* start Supplied data *
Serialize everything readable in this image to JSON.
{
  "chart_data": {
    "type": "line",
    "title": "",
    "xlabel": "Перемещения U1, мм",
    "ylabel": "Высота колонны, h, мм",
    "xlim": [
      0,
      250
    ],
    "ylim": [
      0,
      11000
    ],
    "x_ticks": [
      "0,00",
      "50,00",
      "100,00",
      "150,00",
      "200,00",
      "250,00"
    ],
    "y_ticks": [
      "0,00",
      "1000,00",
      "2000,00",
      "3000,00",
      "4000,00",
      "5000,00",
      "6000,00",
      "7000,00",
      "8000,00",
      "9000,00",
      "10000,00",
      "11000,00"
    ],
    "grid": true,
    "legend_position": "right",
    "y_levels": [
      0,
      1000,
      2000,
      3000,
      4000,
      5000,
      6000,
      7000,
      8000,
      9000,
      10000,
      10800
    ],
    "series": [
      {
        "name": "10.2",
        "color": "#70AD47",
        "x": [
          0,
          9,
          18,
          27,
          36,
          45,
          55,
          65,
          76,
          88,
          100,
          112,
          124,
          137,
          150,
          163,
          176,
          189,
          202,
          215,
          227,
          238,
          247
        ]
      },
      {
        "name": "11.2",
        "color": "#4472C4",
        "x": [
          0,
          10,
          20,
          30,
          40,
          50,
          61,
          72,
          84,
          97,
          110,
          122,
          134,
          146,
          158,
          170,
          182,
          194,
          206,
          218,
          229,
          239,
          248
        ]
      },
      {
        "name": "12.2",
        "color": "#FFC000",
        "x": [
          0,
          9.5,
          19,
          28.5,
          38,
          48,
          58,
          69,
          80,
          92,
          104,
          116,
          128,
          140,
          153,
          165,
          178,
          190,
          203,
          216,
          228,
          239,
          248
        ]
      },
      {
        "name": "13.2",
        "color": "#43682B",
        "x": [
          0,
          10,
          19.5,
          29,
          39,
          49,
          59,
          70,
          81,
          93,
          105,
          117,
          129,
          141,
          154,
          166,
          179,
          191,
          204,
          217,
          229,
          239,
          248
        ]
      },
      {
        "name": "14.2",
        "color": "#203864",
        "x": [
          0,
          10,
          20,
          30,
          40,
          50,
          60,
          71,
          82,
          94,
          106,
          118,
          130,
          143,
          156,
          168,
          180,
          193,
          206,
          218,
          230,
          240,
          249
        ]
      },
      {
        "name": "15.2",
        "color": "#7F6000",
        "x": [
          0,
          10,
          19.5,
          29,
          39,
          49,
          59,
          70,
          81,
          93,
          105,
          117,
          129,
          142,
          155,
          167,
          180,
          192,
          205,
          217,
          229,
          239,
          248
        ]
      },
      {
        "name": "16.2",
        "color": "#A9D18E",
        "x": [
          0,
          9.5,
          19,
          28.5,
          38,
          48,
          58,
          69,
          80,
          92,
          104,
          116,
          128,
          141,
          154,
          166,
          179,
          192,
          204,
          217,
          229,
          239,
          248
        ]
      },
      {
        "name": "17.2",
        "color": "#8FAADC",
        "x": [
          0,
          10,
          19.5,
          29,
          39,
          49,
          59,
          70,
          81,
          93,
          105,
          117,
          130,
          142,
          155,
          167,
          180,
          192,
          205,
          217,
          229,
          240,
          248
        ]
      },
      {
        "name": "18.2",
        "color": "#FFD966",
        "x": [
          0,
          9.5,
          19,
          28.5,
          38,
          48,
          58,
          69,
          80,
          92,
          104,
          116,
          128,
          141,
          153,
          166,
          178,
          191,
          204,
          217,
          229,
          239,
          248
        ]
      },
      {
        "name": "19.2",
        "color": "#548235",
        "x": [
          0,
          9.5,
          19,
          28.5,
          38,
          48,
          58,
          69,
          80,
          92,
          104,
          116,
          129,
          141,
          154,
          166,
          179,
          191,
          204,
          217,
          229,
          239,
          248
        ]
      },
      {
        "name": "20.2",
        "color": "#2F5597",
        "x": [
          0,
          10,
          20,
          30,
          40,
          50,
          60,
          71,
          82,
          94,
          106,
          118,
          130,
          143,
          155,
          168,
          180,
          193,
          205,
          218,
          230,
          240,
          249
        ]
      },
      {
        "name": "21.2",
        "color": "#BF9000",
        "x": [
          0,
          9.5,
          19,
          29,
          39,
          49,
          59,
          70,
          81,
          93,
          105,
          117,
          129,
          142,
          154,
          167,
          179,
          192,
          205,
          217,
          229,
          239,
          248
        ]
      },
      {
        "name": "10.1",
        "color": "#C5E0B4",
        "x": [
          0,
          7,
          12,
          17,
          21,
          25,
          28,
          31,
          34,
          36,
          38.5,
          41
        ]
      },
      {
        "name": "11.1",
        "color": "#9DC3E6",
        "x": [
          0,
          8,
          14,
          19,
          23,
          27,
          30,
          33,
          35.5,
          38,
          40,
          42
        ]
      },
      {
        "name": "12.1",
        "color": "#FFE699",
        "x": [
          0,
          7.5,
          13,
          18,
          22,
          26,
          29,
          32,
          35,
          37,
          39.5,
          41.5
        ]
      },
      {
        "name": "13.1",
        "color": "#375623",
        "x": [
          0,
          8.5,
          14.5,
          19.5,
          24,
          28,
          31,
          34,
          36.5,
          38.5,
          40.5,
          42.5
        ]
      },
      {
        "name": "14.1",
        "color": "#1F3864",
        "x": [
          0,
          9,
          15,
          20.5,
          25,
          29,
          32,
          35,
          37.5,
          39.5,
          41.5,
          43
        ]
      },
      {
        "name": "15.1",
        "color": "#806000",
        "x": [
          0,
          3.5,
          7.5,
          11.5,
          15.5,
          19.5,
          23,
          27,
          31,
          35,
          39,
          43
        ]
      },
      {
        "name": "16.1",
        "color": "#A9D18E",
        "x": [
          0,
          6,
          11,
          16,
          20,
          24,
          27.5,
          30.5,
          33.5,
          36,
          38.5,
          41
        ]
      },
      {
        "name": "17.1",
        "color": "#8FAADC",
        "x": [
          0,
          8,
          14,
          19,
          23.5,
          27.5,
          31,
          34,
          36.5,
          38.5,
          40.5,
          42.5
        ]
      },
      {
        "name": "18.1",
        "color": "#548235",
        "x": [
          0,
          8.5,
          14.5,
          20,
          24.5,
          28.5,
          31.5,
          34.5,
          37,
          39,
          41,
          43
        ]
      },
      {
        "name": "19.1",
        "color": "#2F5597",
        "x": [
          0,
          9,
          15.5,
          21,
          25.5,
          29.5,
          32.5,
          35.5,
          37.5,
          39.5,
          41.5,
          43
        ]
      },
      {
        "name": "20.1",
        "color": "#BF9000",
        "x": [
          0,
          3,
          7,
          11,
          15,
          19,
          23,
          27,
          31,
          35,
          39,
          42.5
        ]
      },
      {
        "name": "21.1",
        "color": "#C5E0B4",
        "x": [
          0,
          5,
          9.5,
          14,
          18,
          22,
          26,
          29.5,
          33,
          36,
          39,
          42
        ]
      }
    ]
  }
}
* end Supplied data *
_Required work_:
Each line of the material above needs to be quoted exactly, please.

_Full output_:
Serialize everything readable in this image to JSON.
{
  "chart_data": {
    "type": "line",
    "title": "",
    "xlabel": "Перемещения U1, мм",
    "ylabel": "Высота колонны, h, мм",
    "xlim": [
      0,
      250
    ],
    "ylim": [
      0,
      11000
    ],
    "x_ticks": [
      "0,00",
      "50,00",
      "100,00",
      "150,00",
      "200,00",
      "250,00"
    ],
    "y_ticks": [
      "0,00",
      "1000,00",
      "2000,00",
      "3000,00",
      "4000,00",
      "5000,00",
      "6000,00",
      "7000,00",
      "8000,00",
      "9000,00",
      "10000,00",
      "11000,00"
    ],
    "grid": true,
    "legend_position": "right",
    "y_levels": [
      0,
      1000,
      2000,
      3000,
      4000,
      5000,
      6000,
      7000,
      8000,
      9000,
      10000,
      10800
    ],
    "series": [
      {
        "name": "10.2",
        "color": "#70AD47",
        "x": [
          0,
          9,
          18,
          27,
          36,
          45,
          55,
          65,
          76,
          88,
          100,
          112,
          124,
          137,
          150,
          163,
          176,
          189,
          202,
          215,
          227,
          238,
          247
        ]
      },
      {
        "name": "11.2",
        "color": "#4472C4",
        "x": [
          0,
          10,
          20,
          30,
          40,
          50,
          61,
          72,
          84,
          97,
          110,
          122,
          134,
          146,
          158,
          170,
          182,
          194,
          206,
          218,
          229,
          239,
          248
        ]
      },
      {
        "name": "12.2",
        "color": "#FFC000",
        "x": [
          0,
          9.5,
          19,
          28.5,
          38,
          48,
          58,
          69,
          80,
          92,
          104,
          116,
          128,
          140,
          153,
          165,
          178,
          190,
          203,
          216,
          228,
          239,
          248
        ]
      },
      {
        "name": "13.2",
        "color": "#43682B",
        "x": [
          0,
          10,
          19.5,
          29,
          39,
          49,
          59,
          70,
          81,
          93,
          105,
          117,
          129,
          141,
          154,
          166,
          179,
          191,
          204,
          217,
          229,
          239,
          248
        ]
      },
      {
        "name": "14.2",
        "color": "#203864",
        "x": [
          0,
          10,
          20,
          30,
          40,
          50,
          60,
          71,
          82,
          94,
          106,
          118,
          130,
          143,
          156,
          168,
          180,
          193,
          206,
          218,
          230,
          240,
          249
        ]
      },
      {
        "name": "15.2",
        "color": "#7F6000",
        "x": [
          0,
          10,
          19.5,
          29,
          39,
          49,
          59,
          70,
          81,
          93,
          105,
          117,
          129,
          142,
          155,
          167,
          180,
          192,
          205,
          217,
          229,
          239,
          248
        ]
      },
      {
        "name": "16.2",
        "color": "#A9D18E",
        "x": [
          0,
          9.5,
          19,
          28.5,
          38,
          48,
          58,
          69,
          80,
          92,
          104,
          116,
          128,
          141,
          154,
          166,
          179,
          192,
          204,
          217,
          229,
          239,
          248
        ]
      },
      {
        "name": "17.2",
        "color": "#8FAADC",
        "x": [
          0,
          10,
          19.5,
          29,
          39,
          49,
          59,
          70,
          81,
          93,
          105,
          117,
          130,
          142,
          155,
          167,
          180,
          192,
          205,
          217,
          229,
          240,
          248
        ]
      },
      {
        "name": "18.2",
        "color": "#FFD966",
        "x": [
          0,
          9.5,
          19,
          28.5,
          38,
          48,
          58,
          69,
          80,
          92,
          104,
          116,
          128,
          141,
          153,
          166,
          178,
          191,
          204,
          217,
          229,
          239,
          248
        ]
      },
      {
        "name": "19.2",
        "color": "#548235",
        "x": [
          0,
          9.5,
          19,
          28.5,
          38,
          48,
          58,
          69,
          80,
          92,
          104,
          116,
          129,
          141,
          154,
          166,
          179,
          191,
          204,
          217,
          229,
          239,
          248
        ]
      },
      {
        "name": "20.2",
        "color": "#2F5597",
        "x": [
          0,
          10,
          20,
          30,
          40,
          50,
          60,
          71,
          82,
          94,
          106,
          118,
          130,
          143,
          155,
          168,
          180,
          193,
          205,
          218,
          230,
          240,
          249
        ]
      },
      {
        "name": "21.2",
        "color": "#BF9000",
        "x": [
          0,
          9.5,
          19,
          29,
          39,
          49,
          59,
          70,
          81,
          93,
          105,
          117,
          129,
          142,
          154,
          167,
          179,
          192,
          205,
          217,
          229,
          239,
          248
        ]
      },
      {
        "name": "10.1",
        "color": "#C5E0B4",
        "x": [
          0,
          7,
          12,
          17,
          21,
          25,
          28,
          31,
          34,
          36,
          38.5,
          41
        ]
      },
      {
        "name": "11.1",
        "color": "#9DC3E6",
        "x": [
          0,
          8,
          14,
          19,
          23,
          27,
          30,
          33,
          35.5,
          38,
          40,
          42
        ]
      },
      {
        "name": "12.1",
        "color": "#FFE699",
        "x": [
          0,
          7.5,
          13,
          18,
          22,
          26,
          29,
          32,
          35,
          37,
          39.5,
          41.5
        ]
      },
      {
        "name": "13.1",
        "color": "#375623",
        "x": [
          0,
          8.5,
          14.5,
          19.5,
          24,
          28,
          31,
          34,
          36.5,
          38.5,
          40.5,
          42.5
        ]
      },
      {
        "name": "14.1",
        "color": "#1F3864",
        "x": [
          0,
          9,
          15,
          20.5,
          25,
          29,
          32,
          35,
          37.5,
          39.5,
          41.5,
          43
        ]
      },
      {
        "name": "15.1",
        "color": "#806000",
        "x": [
          0,
          3.5,
          7.5,
          11.5,
          15.5,
          19.5,
          23,
          27,
          31,
          35,
          39,
          43
        ]
      },
      {
        "name": "16.1",
        "color": "#A9D18E",
        "x": [
          0,
          6,
          11,
          16,
          20,
          24,
          27.5,
          30.5,
          33.5,
          36,
          38.5,
          41
        ]
      },
      {
        "name": "17.1",
        "color": "#8FAADC",
        "x": [
          0,
          8,
          14,
          19,
          23.5,
          27.5,
          31,
          34,
          36.5,
          38.5,
          40.5,
          42.5
        ]
      },
      {
        "name": "18.1",
        "color": "#548235",
        "x": [
          0,
          8.5,
          14.5,
          20,
          24.5,
          28.5,
          31.5,
          34.5,
          37,
          39,
          41,
          43
        ]
      },
      {
        "name": "19.1",
        "color": "#2F5597",
        "x": [
          0,
          9,
          15.5,
          21,
          25.5,
          29.5,
          32.5,
          35.5,
          37.5,
          39.5,
          41.5,
          43
        ]
      },
      {
        "name": "20.1",
        "color": "#BF9000",
        "x": [
          0,
          3,
          7,
          11,
          15,
          19,
          23,
          27,
          31,
          35,
          39,
          42.5
        ]
      },
      {
        "name": "21.1",
        "color": "#C5E0B4",
        "x": [
          0,
          5,
          9.5,
          14,
          18,
          22,
          26,
          29.5,
          33,
          36,
          39,
          42
        ]
      }
    ]
  }
}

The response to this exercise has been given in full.